*Given instruction*
Check each line of the listing for the word "subtitle" and report how many lines contain it, giving nothing but the number.

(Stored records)
★ ★ ★
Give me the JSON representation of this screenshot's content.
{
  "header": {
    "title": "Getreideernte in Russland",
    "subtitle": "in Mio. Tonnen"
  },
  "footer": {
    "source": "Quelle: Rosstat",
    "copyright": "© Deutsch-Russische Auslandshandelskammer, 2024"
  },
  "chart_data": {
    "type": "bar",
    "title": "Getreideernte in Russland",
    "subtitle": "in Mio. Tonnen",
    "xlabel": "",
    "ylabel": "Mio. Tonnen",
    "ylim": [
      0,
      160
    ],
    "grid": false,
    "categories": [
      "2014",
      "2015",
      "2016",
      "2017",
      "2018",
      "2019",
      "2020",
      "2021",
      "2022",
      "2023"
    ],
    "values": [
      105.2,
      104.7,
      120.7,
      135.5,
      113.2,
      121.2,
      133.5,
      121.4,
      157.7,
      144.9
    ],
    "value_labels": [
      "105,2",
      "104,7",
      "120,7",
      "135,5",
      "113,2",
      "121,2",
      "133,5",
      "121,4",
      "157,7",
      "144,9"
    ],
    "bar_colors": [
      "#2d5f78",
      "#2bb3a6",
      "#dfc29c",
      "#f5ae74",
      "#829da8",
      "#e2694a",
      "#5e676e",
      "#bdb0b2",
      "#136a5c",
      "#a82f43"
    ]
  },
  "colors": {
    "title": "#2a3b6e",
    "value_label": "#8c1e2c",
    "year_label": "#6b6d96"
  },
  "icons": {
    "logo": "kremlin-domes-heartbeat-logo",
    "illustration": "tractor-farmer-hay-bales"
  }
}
★ ★ ★
*Solution to this problem*
2